Given problem
Check each line of the records for "metastases"; collect those that have it.

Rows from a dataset
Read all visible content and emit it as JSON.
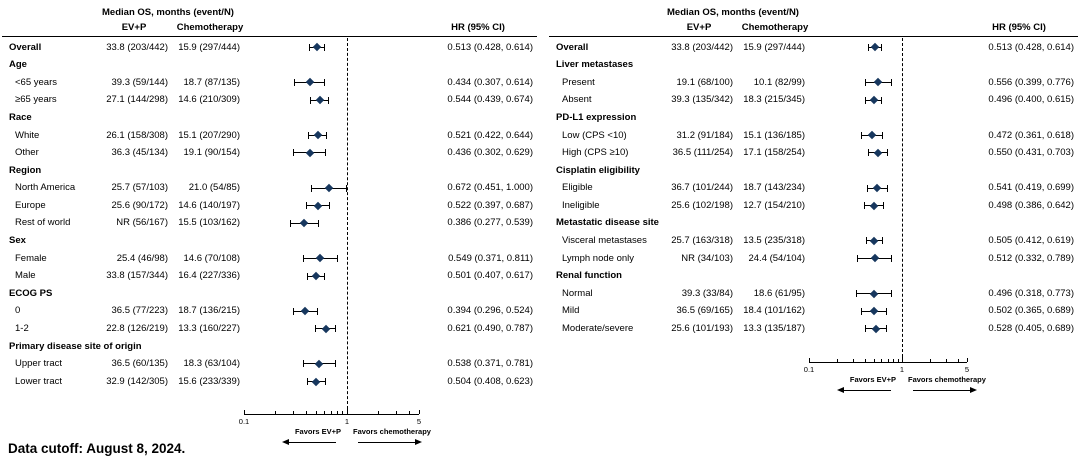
{
  "colors": {
    "marker": "#17375e",
    "line": "#000000",
    "background": "#ffffff"
  },
  "footer": {
    "data_cutoff": "Data cutoff: August 8, 2024."
  },
  "chart_data": {
    "type": "forest_plot",
    "title": "",
    "x_axis": {
      "scale": "log",
      "min": 0.1,
      "max": 5,
      "reference": 1,
      "labeled_ticks": [
        "0.1",
        "1",
        "5"
      ],
      "labeled_tick_values": [
        0.1,
        1,
        5
      ],
      "minor_ticks": [
        0.2,
        0.3,
        0.4,
        0.5,
        0.6,
        0.7,
        0.8,
        0.9,
        2,
        3,
        4
      ]
    },
    "favors_left": "Favors EV+P",
    "favors_right": "Favors chemotherapy",
    "panels": [
      {
        "header": {
          "group_title": "Median OS, months (event/N)",
          "col_treatment": "EV+P",
          "col_control": "Chemotherapy",
          "col_hr": "HR (95% CI)"
        },
        "rows": [
          {
            "type": "data",
            "bold": true,
            "label": "Overall",
            "evp": "33.8 (203/442)",
            "chemo": "15.9 (297/444)",
            "hr": 0.513,
            "lo": 0.428,
            "hi": 0.614,
            "hr_text": "0.513 (0.428, 0.614)"
          },
          {
            "type": "section",
            "label": "Age"
          },
          {
            "type": "data",
            "label": "<65 years",
            "evp": "39.3 (59/144)",
            "chemo": "18.7 (87/135)",
            "hr": 0.434,
            "lo": 0.307,
            "hi": 0.614,
            "hr_text": "0.434 (0.307, 0.614)"
          },
          {
            "type": "data",
            "label": "≥65 years",
            "evp": "27.1 (144/298)",
            "chemo": "14.6 (210/309)",
            "hr": 0.544,
            "lo": 0.439,
            "hi": 0.674,
            "hr_text": "0.544 (0.439, 0.674)"
          },
          {
            "type": "section",
            "label": "Race"
          },
          {
            "type": "data",
            "label": "White",
            "evp": "26.1 (158/308)",
            "chemo": "15.1 (207/290)",
            "hr": 0.521,
            "lo": 0.422,
            "hi": 0.644,
            "hr_text": "0.521 (0.422, 0.644)"
          },
          {
            "type": "data",
            "label": "Other",
            "evp": "36.3 (45/134)",
            "chemo": "19.1 (90/154)",
            "hr": 0.436,
            "lo": 0.302,
            "hi": 0.629,
            "hr_text": "0.436 (0.302, 0.629)"
          },
          {
            "type": "section",
            "label": "Region"
          },
          {
            "type": "data",
            "label": "North America",
            "evp": "25.7 (57/103)",
            "chemo": "21.0 (54/85)",
            "hr": 0.672,
            "lo": 0.451,
            "hi": 1.0,
            "hr_text": "0.672 (0.451, 1.000)"
          },
          {
            "type": "data",
            "label": "Europe",
            "evp": "25.6 (90/172)",
            "chemo": "14.6 (140/197)",
            "hr": 0.522,
            "lo": 0.397,
            "hi": 0.687,
            "hr_text": "0.522 (0.397, 0.687)"
          },
          {
            "type": "data",
            "label": "Rest of world",
            "evp": "NR (56/167)",
            "chemo": "15.5 (103/162)",
            "hr": 0.386,
            "lo": 0.277,
            "hi": 0.539,
            "hr_text": "0.386 (0.277, 0.539)"
          },
          {
            "type": "section",
            "label": "Sex"
          },
          {
            "type": "data",
            "label": "Female",
            "evp": "25.4 (46/98)",
            "chemo": "14.6 (70/108)",
            "hr": 0.549,
            "lo": 0.371,
            "hi": 0.811,
            "hr_text": "0.549 (0.371, 0.811)"
          },
          {
            "type": "data",
            "label": "Male",
            "evp": "33.8 (157/344)",
            "chemo": "16.4 (227/336)",
            "hr": 0.501,
            "lo": 0.407,
            "hi": 0.617,
            "hr_text": "0.501 (0.407, 0.617)"
          },
          {
            "type": "section",
            "label": "ECOG PS"
          },
          {
            "type": "data",
            "label": "0",
            "evp": "36.5 (77/223)",
            "chemo": "18.7 (136/215)",
            "hr": 0.394,
            "lo": 0.296,
            "hi": 0.524,
            "hr_text": "0.394 (0.296, 0.524)"
          },
          {
            "type": "data",
            "label": "1-2",
            "evp": "22.8 (126/219)",
            "chemo": "13.3 (160/227)",
            "hr": 0.621,
            "lo": 0.49,
            "hi": 0.787,
            "hr_text": "0.621 (0.490, 0.787)"
          },
          {
            "type": "section",
            "label": "Primary disease site of origin"
          },
          {
            "type": "data",
            "label": "Upper tract",
            "evp": "36.5 (60/135)",
            "chemo": "18.3 (63/104)",
            "hr": 0.538,
            "lo": 0.371,
            "hi": 0.781,
            "hr_text": "0.538 (0.371, 0.781)"
          },
          {
            "type": "data",
            "label": "Lower tract",
            "evp": "32.9 (142/305)",
            "chemo": "15.6 (233/339)",
            "hr": 0.504,
            "lo": 0.408,
            "hi": 0.623,
            "hr_text": "0.504 (0.408, 0.623)"
          }
        ]
      },
      {
        "header": {
          "group_title": "Median OS, months (event/N)",
          "col_treatment": "EV+P",
          "col_control": "Chemotherapy",
          "col_hr": "HR (95% CI)"
        },
        "rows": [
          {
            "type": "data",
            "bold": true,
            "label": "Overall",
            "evp": "33.8 (203/442)",
            "chemo": "15.9 (297/444)",
            "hr": 0.513,
            "lo": 0.428,
            "hi": 0.614,
            "hr_text": "0.513 (0.428, 0.614)"
          },
          {
            "type": "section",
            "label": "Liver metastases"
          },
          {
            "type": "data",
            "label": "Present",
            "evp": "19.1 (68/100)",
            "chemo": "10.1 (82/99)",
            "hr": 0.556,
            "lo": 0.399,
            "hi": 0.776,
            "hr_text": "0.556 (0.399, 0.776)"
          },
          {
            "type": "data",
            "label": "Absent",
            "evp": "39.3 (135/342)",
            "chemo": "18.3 (215/345)",
            "hr": 0.496,
            "lo": 0.4,
            "hi": 0.615,
            "hr_text": "0.496 (0.400, 0.615)"
          },
          {
            "type": "section",
            "label": "PD-L1 expression"
          },
          {
            "type": "data",
            "label": "Low (CPS <10)",
            "evp": "31.2 (91/184)",
            "chemo": "15.1 (136/185)",
            "hr": 0.472,
            "lo": 0.361,
            "hi": 0.618,
            "hr_text": "0.472 (0.361, 0.618)"
          },
          {
            "type": "data",
            "label": "High (CPS ≥10)",
            "evp": "36.5 (111/254)",
            "chemo": "17.1 (158/254)",
            "hr": 0.55,
            "lo": 0.431,
            "hi": 0.703,
            "hr_text": "0.550 (0.431, 0.703)"
          },
          {
            "type": "section",
            "label": "Cisplatin eligibility"
          },
          {
            "type": "data",
            "label": "Eligible",
            "evp": "36.7 (101/244)",
            "chemo": "18.7 (143/234)",
            "hr": 0.541,
            "lo": 0.419,
            "hi": 0.699,
            "hr_text": "0.541 (0.419, 0.699)"
          },
          {
            "type": "data",
            "label": "Ineligible",
            "evp": "25.6 (102/198)",
            "chemo": "12.7 (154/210)",
            "hr": 0.498,
            "lo": 0.386,
            "hi": 0.642,
            "hr_text": "0.498 (0.386, 0.642)"
          },
          {
            "type": "section",
            "label": "Metastatic disease site"
          },
          {
            "type": "data",
            "label": "Visceral metastases",
            "evp": "25.7 (163/318)",
            "chemo": "13.5 (235/318)",
            "hr": 0.505,
            "lo": 0.412,
            "hi": 0.619,
            "hr_text": "0.505 (0.412, 0.619)"
          },
          {
            "type": "data",
            "label": "Lymph node only",
            "evp": "NR (34/103)",
            "chemo": "24.4 (54/104)",
            "hr": 0.512,
            "lo": 0.332,
            "hi": 0.789,
            "hr_text": "0.512 (0.332, 0.789)"
          },
          {
            "type": "section",
            "label": "Renal function"
          },
          {
            "type": "data",
            "label": "Normal",
            "evp": "39.3 (33/84)",
            "chemo": "18.6 (61/95)",
            "hr": 0.496,
            "lo": 0.318,
            "hi": 0.773,
            "hr_text": "0.496 (0.318, 0.773)"
          },
          {
            "type": "data",
            "label": "Mild",
            "evp": "36.5 (69/165)",
            "chemo": "18.4 (101/162)",
            "hr": 0.502,
            "lo": 0.365,
            "hi": 0.689,
            "hr_text": "0.502 (0.365, 0.689)"
          },
          {
            "type": "data",
            "label": "Moderate/severe",
            "evp": "25.6 (101/193)",
            "chemo": "13.3 (135/187)",
            "hr": 0.528,
            "lo": 0.405,
            "hi": 0.689,
            "hr_text": "0.528 (0.405, 0.689)"
          }
        ]
      }
    ]
  }
}
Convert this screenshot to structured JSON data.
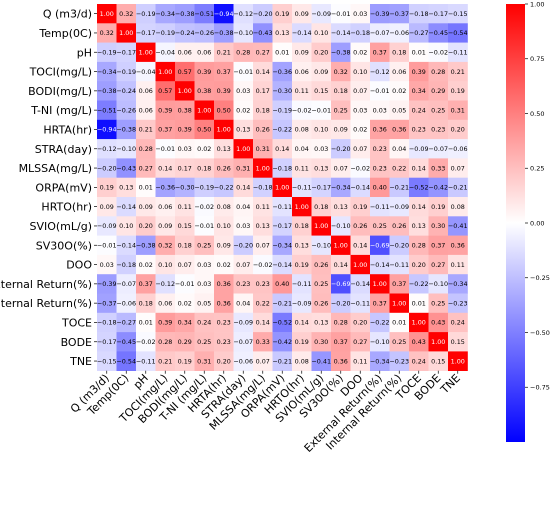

Response below
            "label": "Liver metastases"
            "label": "Visceral metastases",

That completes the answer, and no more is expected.